> _EXTRACTED ENTRIES_:
— Begin —
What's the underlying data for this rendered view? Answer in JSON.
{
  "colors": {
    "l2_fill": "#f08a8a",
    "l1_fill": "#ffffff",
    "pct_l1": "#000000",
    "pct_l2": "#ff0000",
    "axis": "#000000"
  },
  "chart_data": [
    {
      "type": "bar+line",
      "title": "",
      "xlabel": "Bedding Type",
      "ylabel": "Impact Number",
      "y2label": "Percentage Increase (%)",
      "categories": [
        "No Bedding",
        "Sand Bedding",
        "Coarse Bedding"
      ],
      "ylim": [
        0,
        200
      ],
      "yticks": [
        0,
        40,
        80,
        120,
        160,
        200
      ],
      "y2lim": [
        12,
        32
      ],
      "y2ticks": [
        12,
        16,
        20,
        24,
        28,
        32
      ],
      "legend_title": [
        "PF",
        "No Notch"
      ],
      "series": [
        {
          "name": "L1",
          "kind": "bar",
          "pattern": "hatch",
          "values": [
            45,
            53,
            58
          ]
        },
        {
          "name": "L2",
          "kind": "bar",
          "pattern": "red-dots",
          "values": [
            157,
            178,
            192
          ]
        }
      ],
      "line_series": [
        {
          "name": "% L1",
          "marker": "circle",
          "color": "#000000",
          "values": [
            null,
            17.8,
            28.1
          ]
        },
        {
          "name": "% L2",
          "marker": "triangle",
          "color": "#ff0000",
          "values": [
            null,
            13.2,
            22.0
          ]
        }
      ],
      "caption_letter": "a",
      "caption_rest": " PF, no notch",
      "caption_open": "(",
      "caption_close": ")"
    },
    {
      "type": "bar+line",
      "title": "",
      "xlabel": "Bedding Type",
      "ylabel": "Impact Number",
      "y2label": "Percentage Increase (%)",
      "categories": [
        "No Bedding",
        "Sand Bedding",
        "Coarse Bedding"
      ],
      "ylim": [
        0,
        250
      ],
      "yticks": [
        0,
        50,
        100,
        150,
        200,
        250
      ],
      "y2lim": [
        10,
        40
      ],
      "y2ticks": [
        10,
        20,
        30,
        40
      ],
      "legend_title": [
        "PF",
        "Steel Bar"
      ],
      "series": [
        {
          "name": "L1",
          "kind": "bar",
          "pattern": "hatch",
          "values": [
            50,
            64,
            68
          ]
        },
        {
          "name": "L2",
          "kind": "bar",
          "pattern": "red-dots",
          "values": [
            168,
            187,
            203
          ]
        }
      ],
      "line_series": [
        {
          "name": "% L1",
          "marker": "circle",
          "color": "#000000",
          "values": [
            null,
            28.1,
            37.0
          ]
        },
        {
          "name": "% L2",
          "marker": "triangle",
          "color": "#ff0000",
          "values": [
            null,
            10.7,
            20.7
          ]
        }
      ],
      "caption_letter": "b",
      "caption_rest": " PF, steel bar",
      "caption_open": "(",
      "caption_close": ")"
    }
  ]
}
— End —
> _THE TASK_:
Take the listing above and write it out again exactly.

> _ANSWER TO THE PROBLEM_:
What's the underlying data for this rendered view? Answer in JSON.
{
  "colors": {
    "l2_fill": "#f08a8a",
    "l1_fill": "#ffffff",
    "pct_l1": "#000000",
    "pct_l2": "#ff0000",
    "axis": "#000000"
  },
  "chart_data": [
    {
      "type": "bar+line",
      "title": "",
      "xlabel": "Bedding Type",
      "ylabel": "Impact Number",
      "y2label": "Percentage Increase (%)",
      "categories": [
        "No Bedding",
        "Sand Bedding",
        "Coarse Bedding"
      ],
      "ylim": [
        0,
        200
      ],
      "yticks": [
        0,
        40,
        80,
        120,
        160,
        200
      ],
      "y2lim": [
        12,
        32
      ],
      "y2ticks": [
        12,
        16,
        20,
        24,
        28,
        32
      ],
      "legend_title": [
        "PF",
        "No Notch"
      ],
      "series": [
        {
          "name": "L1",
          "kind": "bar",
          "pattern": "hatch",
          "values": [
            45,
            53,
            58
          ]
        },
        {
          "name": "L2",
          "kind": "bar",
          "pattern": "red-dots",
          "values": [
            157,
            178,
            192
          ]
        }
      ],
      "line_series": [
        {
          "name": "% L1",
          "marker": "circle",
          "color": "#000000",
          "values": [
            null,
            17.8,
            28.1
          ]
        },
        {
          "name": "% L2",
          "marker": "triangle",
          "color": "#ff0000",
          "values": [
            null,
            13.2,
            22.0
          ]
        }
      ],
      "caption_letter": "a",
      "caption_rest": " PF, no notch",
      "caption_open": "(",
      "caption_close": ")"
    },
    {
      "type": "bar+line",
      "title": "",
      "xlabel": "Bedding Type",
      "ylabel": "Impact Number",
      "y2label": "Percentage Increase (%)",
      "categories": [
        "No Bedding",
        "Sand Bedding",
        "Coarse Bedding"
      ],
      "ylim": [
        0,
        250
      ],
      "yticks": [
        0,
        50,
        100,
        150,
        200,
        250
      ],
      "y2lim": [
        10,
        40
      ],
      "y2ticks": [
        10,
        20,
        30,
        40
      ],
      "legend_title": [
        "PF",
        "Steel Bar"
      ],
      "series": [
        {
          "name": "L1",
          "kind": "bar",
          "pattern": "hatch",
          "values": [
            50,
            64,
            68
          ]
        },
        {
          "name": "L2",
          "kind": "bar",
          "pattern": "red-dots",
          "values": [
            168,
            187,
            203
          ]
        }
      ],
      "line_series": [
        {
          "name": "% L1",
          "marker": "circle",
          "color": "#000000",
          "values": [
            null,
            28.1,
            37.0
          ]
        },
        {
          "name": "% L2",
          "marker": "triangle",
          "color": "#ff0000",
          "values": [
            null,
            10.7,
            20.7
          ]
        }
      ],
      "caption_letter": "b",
      "caption_rest": " PF, steel bar",
      "caption_open": "(",
      "caption_close": ")"
    }
  ]
}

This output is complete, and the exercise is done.